◆ EXERCISE
All of the material below is to be retyped exactly.

—————

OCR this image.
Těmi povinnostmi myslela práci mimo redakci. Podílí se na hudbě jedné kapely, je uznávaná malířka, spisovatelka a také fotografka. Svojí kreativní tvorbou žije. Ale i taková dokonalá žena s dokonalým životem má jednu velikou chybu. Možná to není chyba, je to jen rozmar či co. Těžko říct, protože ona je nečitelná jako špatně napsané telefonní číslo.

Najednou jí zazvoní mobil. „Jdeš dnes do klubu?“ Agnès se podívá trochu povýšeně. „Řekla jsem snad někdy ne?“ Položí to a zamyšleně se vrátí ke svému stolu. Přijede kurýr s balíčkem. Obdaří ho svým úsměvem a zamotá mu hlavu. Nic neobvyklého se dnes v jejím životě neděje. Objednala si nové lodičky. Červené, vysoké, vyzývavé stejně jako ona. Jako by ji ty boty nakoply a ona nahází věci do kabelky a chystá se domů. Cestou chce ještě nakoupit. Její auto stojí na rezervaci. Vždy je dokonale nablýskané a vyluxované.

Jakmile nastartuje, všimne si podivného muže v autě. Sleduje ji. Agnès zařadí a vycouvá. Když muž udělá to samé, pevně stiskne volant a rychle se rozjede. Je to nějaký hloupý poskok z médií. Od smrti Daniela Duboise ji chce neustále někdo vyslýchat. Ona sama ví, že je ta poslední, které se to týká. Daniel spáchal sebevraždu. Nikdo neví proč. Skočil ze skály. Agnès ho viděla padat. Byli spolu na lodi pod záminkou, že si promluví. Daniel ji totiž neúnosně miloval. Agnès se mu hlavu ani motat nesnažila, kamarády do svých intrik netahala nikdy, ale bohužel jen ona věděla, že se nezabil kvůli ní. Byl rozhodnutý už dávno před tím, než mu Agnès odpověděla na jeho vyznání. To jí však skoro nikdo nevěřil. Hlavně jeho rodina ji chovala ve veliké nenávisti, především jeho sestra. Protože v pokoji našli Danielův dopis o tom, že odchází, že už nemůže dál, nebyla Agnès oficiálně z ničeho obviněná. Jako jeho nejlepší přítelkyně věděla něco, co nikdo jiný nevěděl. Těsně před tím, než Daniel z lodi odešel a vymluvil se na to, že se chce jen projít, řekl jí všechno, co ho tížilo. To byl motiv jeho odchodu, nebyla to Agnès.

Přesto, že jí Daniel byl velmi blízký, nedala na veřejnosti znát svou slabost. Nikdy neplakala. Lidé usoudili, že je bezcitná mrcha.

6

—————

◆ FULL SOLUTION
OCR this image.
Těmi povinnostmi myslela práci mimo redakci. Podílí se na hudbě jedné kapely, je uznávaná malířka, spisovatelka a také fotografka. Svojí kreativní tvorbou žije. Ale i taková dokonalá žena s dokonalým životem má jednu velikou chybu. Možná to není chyba, je to jen rozmar či co. Těžko říct, protože ona je nečitelná jako špatně napsané telefonní číslo.

Najednou jí zazvoní mobil. „Jdeš dnes do klubu?“ Agnès se podívá trochu povýšeně. „Řekla jsem snad někdy ne?“ Položí to a zamyšleně se vrátí ke svému stolu. Přijede kurýr s balíčkem. Obdaří ho svým úsměvem a zamotá mu hlavu. Nic neobvyklého se dnes v jejím životě neděje. Objednala si nové lodičky. Červené, vysoké, vyzývavé stejně jako ona. Jako by ji ty boty nakoply a ona nahází věci do kabelky a chystá se domů. Cestou chce ještě nakoupit. Její auto stojí na rezervaci. Vždy je dokonale nablýskané a vyluxované.

Jakmile nastartuje, všimne si podivného muže v autě. Sleduje ji. Agnès zařadí a vycouvá. Když muž udělá to samé, pevně stiskne volant a rychle se rozjede. Je to nějaký hloupý poskok z médií. Od smrti Daniela Duboise ji chce neustále někdo vyslýchat. Ona sama ví, že je ta poslední, které se to týká. Daniel spáchal sebevraždu. Nikdo neví proč. Skočil ze skály. Agnès ho viděla padat. Byli spolu na lodi pod záminkou, že si promluví. Daniel ji totiž neúnosně miloval. Agnès se mu hlavu ani motat nesnažila, kamarády do svých intrik netahala nikdy, ale bohužel jen ona věděla, že se nezabil kvůli ní. Byl rozhodnutý už dávno před tím, než mu Agnès odpověděla na jeho vyznání. To jí však skoro nikdo nevěřil. Hlavně jeho rodina ji chovala ve veliké nenávisti, především jeho sestra. Protože v pokoji našli Danielův dopis o tom, že odchází, že už nemůže dál, nebyla Agnès oficiálně z ničeho obviněná. Jako jeho nejlepší přítelkyně věděla něco, co nikdo jiný nevěděl. Těsně před tím, než Daniel z lodi odešel a vymluvil se na to, že se chce jen projít, řekl jí všechno, co ho tížilo. To byl motiv jeho odchodu, nebyla to Agnès.

Přesto, že jí Daniel byl velmi blízký, nedala na veřejnosti znát svou slabost. Nikdy neplakala. Lidé usoudili, že je bezcitná mrcha.

6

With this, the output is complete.